▶ **Problem details**: Among the records, find the lines that hold the string "Einzelverkauf" and return them.
----- Raw data
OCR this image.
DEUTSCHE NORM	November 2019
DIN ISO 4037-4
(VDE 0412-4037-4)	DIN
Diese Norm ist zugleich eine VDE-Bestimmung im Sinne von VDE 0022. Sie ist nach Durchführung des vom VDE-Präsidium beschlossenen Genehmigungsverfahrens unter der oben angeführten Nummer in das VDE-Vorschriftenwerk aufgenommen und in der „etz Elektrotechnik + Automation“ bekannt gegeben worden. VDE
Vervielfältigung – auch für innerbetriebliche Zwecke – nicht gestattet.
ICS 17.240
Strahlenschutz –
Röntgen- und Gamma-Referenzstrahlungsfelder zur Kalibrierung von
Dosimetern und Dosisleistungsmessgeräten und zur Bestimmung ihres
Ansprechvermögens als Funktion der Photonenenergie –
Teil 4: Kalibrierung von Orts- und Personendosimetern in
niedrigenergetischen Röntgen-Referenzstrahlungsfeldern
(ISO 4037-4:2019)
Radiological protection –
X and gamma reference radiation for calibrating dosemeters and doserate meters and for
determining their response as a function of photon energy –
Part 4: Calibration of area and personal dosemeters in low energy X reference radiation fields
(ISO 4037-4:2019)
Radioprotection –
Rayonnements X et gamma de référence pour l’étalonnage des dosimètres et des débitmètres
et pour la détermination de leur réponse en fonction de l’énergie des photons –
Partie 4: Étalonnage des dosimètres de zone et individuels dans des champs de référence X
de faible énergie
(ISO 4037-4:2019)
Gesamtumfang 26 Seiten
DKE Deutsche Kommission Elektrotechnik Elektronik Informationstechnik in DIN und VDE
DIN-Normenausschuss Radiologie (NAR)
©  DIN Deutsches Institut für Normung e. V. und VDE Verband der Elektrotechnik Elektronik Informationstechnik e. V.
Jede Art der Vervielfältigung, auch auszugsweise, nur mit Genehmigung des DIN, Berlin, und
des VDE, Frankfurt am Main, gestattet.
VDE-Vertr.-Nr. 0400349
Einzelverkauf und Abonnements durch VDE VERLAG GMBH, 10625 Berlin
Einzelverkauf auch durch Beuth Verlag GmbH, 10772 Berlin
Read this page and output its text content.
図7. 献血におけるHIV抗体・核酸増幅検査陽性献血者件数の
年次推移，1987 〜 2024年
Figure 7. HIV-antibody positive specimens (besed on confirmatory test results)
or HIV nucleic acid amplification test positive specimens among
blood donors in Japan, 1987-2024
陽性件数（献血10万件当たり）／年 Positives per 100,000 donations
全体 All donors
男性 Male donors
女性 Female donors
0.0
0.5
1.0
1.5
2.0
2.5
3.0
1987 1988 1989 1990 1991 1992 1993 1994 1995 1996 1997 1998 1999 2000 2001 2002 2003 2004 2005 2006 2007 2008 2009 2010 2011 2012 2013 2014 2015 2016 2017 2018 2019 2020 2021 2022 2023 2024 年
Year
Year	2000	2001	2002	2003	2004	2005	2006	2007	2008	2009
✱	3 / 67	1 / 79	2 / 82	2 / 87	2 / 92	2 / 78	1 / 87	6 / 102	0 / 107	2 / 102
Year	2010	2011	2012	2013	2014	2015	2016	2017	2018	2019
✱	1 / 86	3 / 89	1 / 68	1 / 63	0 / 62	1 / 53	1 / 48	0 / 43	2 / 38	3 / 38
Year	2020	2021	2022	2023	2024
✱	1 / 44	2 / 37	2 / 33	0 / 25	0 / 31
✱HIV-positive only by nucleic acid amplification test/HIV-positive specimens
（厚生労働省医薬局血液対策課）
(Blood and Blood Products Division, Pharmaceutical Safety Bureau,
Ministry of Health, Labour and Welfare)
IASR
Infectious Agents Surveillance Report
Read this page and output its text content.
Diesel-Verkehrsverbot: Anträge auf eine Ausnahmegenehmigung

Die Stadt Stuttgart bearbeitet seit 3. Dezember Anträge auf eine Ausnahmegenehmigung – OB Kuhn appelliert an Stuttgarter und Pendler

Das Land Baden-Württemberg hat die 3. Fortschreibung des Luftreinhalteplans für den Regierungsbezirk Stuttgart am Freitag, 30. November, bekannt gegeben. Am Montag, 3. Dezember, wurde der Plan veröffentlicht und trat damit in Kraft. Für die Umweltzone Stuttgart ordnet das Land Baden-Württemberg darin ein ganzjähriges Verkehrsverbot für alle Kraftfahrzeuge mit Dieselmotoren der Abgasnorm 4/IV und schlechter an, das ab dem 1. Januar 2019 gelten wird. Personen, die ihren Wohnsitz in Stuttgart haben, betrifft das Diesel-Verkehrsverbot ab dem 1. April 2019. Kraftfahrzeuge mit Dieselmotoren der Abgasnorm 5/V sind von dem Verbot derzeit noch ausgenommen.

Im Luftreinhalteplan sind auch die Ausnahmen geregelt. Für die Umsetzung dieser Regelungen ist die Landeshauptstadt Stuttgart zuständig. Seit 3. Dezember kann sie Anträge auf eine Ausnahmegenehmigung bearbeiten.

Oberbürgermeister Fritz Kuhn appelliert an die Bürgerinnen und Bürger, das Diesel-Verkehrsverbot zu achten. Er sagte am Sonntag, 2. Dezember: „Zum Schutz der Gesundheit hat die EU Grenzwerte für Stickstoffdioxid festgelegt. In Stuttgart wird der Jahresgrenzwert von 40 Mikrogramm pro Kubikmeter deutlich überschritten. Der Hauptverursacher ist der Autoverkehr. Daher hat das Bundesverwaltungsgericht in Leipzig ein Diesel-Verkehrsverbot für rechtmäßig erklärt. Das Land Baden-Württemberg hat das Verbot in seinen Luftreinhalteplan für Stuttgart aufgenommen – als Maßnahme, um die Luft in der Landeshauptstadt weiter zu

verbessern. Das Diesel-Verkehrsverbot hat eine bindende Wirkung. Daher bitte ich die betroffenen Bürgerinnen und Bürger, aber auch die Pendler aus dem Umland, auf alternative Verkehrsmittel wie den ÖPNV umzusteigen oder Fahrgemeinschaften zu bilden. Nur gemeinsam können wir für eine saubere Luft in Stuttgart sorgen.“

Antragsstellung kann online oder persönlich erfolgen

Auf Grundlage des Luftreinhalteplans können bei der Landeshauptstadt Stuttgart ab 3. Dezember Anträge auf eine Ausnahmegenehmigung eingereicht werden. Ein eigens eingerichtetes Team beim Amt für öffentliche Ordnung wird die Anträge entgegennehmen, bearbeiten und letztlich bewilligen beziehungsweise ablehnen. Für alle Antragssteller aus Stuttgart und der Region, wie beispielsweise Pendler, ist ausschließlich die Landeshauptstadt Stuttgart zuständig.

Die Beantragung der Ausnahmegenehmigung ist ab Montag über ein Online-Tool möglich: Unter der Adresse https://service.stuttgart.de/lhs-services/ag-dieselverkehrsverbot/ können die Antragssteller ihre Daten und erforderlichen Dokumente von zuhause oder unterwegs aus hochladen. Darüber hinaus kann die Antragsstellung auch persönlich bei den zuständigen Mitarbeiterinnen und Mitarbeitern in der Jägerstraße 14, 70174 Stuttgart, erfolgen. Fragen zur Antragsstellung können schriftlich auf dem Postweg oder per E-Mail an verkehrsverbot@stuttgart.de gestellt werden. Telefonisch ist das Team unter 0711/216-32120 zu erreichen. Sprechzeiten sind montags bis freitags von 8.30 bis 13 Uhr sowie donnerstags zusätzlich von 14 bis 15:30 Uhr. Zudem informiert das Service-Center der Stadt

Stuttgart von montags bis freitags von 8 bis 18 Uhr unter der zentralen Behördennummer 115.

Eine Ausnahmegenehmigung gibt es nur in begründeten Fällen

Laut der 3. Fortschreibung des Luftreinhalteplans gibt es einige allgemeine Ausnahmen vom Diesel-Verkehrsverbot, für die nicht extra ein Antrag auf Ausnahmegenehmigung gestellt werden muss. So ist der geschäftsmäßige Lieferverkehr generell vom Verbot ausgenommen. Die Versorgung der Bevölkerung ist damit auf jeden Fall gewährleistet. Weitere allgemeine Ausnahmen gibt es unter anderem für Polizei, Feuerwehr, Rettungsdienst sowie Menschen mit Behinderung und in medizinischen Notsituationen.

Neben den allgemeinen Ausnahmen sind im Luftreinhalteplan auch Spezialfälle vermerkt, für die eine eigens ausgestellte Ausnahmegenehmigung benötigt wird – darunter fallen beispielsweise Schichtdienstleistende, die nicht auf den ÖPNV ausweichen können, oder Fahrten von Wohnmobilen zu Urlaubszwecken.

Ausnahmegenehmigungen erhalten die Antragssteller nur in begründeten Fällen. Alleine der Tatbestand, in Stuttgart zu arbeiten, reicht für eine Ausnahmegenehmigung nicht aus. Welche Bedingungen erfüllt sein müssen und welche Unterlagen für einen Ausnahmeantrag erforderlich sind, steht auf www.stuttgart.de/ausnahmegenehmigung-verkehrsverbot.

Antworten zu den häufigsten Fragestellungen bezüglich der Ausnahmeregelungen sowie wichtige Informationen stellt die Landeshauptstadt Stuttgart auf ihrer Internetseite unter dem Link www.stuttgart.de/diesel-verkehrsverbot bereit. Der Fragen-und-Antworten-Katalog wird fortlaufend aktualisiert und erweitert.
----------
▶ **Answer to this problem**:
Einzelverkauf und Abonnements durch VDE VERLAG GMBH, 10625 Berlin
Einzelverkauf auch durch Beuth Verlag GmbH, 10772 Berlin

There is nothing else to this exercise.